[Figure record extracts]
----------------------------------------

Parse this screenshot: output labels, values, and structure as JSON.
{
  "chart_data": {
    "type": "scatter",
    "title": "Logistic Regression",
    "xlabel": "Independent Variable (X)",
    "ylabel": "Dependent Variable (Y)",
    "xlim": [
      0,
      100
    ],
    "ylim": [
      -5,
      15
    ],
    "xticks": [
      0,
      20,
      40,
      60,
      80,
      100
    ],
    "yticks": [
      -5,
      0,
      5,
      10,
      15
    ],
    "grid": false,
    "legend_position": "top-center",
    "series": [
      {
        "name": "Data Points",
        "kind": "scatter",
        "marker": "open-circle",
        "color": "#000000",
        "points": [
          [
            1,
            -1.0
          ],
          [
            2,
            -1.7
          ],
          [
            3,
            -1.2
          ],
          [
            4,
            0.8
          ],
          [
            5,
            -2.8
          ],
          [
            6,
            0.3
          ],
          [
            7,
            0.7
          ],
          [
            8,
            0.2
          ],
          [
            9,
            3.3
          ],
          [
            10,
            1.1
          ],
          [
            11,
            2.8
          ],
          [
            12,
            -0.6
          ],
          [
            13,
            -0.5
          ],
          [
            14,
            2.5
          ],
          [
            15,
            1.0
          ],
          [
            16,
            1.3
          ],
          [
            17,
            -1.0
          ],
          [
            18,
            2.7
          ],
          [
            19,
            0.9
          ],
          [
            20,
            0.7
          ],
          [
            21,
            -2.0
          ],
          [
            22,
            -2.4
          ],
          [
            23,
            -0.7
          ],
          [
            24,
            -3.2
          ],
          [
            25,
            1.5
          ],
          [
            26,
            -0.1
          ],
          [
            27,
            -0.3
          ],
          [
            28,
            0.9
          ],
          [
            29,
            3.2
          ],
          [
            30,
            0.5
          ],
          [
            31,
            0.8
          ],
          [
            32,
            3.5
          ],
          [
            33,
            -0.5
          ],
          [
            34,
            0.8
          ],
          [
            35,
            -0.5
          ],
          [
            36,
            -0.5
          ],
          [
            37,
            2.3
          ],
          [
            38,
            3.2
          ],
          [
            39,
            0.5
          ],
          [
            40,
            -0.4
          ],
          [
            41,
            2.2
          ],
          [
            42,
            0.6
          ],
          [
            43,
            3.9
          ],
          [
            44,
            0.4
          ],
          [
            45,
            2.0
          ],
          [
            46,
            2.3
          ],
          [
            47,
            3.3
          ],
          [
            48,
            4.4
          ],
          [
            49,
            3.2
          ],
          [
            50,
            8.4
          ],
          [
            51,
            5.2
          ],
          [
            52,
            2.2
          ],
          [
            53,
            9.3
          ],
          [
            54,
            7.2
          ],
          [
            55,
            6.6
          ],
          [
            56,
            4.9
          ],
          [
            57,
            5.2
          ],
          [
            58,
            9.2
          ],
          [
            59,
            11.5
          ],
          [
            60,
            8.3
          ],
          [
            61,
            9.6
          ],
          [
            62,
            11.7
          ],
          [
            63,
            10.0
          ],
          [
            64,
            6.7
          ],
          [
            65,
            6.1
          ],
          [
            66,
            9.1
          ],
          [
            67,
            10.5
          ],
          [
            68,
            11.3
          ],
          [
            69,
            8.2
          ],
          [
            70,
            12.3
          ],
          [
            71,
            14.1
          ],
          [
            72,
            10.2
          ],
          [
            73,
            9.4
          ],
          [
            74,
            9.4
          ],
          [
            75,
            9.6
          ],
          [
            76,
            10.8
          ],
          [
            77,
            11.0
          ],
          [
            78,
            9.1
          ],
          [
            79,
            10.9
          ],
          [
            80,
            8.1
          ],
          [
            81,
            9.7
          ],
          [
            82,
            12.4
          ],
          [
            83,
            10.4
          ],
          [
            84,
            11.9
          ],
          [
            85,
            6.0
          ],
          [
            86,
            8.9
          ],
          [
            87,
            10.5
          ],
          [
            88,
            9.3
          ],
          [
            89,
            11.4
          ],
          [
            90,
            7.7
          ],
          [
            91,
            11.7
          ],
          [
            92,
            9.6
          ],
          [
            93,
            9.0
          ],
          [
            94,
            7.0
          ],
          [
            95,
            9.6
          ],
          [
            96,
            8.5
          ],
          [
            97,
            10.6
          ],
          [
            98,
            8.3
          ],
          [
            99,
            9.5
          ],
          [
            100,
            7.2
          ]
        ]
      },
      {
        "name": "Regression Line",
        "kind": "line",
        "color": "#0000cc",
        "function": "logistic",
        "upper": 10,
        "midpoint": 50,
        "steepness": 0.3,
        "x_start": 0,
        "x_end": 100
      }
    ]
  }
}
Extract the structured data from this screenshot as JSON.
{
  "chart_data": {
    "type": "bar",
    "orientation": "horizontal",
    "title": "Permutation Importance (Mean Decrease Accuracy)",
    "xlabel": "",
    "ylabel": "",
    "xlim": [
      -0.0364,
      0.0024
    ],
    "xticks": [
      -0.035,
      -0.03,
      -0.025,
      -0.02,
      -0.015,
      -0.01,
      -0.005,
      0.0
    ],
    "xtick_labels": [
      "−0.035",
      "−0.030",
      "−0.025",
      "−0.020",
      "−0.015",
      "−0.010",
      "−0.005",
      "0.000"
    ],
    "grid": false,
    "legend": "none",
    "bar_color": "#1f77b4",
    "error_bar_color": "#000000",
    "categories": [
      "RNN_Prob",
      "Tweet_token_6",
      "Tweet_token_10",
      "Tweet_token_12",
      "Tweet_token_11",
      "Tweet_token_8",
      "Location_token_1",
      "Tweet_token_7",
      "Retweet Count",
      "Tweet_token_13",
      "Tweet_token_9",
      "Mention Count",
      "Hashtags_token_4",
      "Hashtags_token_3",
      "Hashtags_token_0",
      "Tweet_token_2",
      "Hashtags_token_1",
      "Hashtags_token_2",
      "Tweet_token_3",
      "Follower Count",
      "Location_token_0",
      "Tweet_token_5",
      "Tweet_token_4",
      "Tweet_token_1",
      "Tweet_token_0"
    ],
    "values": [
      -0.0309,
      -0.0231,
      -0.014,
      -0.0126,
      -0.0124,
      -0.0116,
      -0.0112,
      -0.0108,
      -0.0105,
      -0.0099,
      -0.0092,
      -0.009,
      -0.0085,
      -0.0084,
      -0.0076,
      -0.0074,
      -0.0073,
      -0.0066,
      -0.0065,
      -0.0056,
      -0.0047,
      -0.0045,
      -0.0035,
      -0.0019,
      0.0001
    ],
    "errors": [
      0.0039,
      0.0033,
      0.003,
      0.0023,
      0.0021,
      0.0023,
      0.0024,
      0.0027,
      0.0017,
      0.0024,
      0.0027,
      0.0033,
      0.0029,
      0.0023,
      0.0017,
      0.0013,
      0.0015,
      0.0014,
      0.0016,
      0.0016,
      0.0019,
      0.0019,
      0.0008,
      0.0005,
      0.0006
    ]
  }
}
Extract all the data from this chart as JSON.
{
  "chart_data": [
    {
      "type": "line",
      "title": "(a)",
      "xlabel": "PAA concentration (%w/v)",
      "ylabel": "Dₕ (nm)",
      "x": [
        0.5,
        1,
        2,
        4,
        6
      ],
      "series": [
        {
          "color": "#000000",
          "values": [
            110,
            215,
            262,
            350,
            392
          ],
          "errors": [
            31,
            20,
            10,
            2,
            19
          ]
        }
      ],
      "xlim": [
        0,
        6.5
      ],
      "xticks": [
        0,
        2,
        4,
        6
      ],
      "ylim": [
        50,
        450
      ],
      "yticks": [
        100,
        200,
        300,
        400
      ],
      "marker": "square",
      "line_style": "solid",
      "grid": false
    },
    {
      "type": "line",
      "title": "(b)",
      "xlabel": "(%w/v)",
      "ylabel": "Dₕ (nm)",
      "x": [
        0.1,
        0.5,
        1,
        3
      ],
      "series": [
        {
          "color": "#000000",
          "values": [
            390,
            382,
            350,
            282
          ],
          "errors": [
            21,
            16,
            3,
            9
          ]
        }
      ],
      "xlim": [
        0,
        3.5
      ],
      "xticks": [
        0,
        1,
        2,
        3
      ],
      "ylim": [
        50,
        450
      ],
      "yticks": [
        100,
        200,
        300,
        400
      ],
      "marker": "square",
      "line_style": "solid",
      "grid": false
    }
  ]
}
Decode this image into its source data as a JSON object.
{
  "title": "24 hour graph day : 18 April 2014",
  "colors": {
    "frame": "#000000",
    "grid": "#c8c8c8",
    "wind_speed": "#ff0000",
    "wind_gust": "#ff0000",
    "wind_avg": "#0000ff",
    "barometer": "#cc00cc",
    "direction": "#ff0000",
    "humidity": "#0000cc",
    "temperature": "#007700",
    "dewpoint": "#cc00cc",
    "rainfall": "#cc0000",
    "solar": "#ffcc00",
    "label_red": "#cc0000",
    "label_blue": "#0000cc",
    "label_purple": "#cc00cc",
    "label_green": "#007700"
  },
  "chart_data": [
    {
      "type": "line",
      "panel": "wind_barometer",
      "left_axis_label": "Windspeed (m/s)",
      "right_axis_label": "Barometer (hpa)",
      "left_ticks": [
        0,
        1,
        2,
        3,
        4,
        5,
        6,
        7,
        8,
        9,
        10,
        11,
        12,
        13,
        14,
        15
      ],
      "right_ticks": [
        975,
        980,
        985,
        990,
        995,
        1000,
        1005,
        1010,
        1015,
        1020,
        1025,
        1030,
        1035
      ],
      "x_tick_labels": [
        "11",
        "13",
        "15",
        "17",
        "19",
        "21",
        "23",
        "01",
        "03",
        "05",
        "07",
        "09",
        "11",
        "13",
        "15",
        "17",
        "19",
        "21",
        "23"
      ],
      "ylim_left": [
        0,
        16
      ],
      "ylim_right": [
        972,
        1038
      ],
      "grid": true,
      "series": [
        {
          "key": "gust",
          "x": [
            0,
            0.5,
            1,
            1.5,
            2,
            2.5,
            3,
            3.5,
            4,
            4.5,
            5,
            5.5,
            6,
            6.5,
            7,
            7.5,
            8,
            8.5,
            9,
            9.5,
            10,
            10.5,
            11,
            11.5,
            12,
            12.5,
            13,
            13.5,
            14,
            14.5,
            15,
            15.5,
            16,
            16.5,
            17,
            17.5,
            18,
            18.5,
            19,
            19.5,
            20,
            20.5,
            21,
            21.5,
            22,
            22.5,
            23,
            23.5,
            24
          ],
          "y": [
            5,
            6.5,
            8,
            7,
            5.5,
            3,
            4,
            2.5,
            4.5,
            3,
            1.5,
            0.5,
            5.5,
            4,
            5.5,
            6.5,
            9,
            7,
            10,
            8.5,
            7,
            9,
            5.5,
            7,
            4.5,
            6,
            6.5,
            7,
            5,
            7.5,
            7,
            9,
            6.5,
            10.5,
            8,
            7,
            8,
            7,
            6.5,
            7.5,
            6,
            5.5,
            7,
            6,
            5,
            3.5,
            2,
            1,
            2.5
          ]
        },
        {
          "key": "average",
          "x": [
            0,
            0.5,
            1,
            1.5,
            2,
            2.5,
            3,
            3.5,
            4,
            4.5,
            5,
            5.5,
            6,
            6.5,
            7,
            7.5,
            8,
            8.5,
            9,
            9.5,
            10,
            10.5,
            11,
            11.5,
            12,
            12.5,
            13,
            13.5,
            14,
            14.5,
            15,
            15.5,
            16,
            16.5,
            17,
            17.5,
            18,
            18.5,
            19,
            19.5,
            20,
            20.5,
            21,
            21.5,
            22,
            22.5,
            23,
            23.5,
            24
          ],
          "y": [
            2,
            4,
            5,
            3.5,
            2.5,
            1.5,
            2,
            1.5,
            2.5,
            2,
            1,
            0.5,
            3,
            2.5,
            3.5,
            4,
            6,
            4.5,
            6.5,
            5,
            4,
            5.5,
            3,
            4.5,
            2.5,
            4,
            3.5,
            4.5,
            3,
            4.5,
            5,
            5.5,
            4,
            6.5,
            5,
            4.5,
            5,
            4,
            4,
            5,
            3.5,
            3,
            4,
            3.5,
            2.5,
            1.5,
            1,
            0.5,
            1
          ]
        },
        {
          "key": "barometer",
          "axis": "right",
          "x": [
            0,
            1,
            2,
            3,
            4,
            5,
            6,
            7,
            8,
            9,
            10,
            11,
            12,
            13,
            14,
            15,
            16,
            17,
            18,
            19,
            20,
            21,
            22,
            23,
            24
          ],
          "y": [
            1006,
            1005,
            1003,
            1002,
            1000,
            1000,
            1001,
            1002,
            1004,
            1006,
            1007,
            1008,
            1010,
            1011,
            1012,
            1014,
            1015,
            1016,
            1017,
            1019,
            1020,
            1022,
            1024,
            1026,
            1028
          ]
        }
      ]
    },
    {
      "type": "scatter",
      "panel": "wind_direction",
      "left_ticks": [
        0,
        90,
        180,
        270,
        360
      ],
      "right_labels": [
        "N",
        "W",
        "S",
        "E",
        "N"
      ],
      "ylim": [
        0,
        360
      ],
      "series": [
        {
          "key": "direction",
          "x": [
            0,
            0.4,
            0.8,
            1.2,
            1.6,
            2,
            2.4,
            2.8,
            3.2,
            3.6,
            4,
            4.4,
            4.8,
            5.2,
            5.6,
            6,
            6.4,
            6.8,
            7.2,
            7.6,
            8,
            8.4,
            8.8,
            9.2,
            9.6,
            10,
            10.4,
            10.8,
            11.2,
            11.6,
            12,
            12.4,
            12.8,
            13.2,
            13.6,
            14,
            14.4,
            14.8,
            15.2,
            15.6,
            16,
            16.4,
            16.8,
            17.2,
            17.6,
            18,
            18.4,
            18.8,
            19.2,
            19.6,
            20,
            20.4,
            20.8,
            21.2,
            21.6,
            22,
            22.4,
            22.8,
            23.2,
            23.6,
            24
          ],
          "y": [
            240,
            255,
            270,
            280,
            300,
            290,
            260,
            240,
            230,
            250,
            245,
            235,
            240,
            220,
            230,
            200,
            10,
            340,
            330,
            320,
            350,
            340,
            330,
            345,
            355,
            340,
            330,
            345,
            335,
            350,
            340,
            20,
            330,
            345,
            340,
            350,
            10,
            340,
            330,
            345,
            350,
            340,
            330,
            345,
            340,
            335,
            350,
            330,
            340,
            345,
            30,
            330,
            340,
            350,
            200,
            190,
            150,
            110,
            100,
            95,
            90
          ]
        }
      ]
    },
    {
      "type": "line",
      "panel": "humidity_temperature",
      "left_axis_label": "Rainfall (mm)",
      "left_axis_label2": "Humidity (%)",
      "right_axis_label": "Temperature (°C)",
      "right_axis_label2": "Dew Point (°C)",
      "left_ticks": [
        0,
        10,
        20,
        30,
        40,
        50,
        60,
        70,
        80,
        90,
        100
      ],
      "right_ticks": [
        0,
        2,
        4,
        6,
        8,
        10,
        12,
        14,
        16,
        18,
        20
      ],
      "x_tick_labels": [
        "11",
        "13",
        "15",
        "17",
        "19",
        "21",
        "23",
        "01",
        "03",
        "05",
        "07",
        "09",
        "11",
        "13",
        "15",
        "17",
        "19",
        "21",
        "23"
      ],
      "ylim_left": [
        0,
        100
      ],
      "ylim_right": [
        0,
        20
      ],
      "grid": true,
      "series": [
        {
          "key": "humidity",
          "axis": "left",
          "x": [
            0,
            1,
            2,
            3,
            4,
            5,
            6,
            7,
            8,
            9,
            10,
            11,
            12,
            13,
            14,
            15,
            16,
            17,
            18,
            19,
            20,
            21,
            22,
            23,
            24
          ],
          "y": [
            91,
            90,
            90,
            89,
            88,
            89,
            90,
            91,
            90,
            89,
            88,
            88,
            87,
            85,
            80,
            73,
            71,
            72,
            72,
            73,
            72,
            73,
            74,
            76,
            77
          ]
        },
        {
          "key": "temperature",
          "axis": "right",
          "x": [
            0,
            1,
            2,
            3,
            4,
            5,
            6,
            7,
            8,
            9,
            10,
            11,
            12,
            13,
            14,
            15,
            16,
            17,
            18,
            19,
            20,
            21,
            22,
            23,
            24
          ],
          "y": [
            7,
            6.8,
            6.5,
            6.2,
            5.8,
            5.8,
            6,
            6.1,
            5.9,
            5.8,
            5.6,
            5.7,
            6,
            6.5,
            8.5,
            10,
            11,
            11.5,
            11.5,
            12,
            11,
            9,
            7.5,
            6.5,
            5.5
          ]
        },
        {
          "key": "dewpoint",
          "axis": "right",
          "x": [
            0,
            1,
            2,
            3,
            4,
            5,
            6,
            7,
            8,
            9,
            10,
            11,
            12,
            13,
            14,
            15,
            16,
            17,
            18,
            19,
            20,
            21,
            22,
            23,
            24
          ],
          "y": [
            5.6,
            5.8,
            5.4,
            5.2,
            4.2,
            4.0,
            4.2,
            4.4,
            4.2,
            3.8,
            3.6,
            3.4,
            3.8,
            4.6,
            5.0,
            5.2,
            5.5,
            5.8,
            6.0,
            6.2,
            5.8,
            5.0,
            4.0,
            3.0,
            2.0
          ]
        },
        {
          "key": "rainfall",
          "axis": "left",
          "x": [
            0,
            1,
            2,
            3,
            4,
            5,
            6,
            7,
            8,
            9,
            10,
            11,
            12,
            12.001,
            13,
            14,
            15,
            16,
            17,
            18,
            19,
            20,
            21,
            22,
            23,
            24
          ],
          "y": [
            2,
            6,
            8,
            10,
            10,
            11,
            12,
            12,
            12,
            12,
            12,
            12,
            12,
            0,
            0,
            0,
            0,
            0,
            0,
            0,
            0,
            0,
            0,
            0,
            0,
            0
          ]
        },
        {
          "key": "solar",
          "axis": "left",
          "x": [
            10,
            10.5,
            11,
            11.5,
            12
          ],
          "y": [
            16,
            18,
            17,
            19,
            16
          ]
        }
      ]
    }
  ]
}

----------------------------------------

Work instructions: Copy down every line of the material above that includes the string "Count".

Finished answer:
      "Retweet Count",
      "Mention Count",
      "Follower Count",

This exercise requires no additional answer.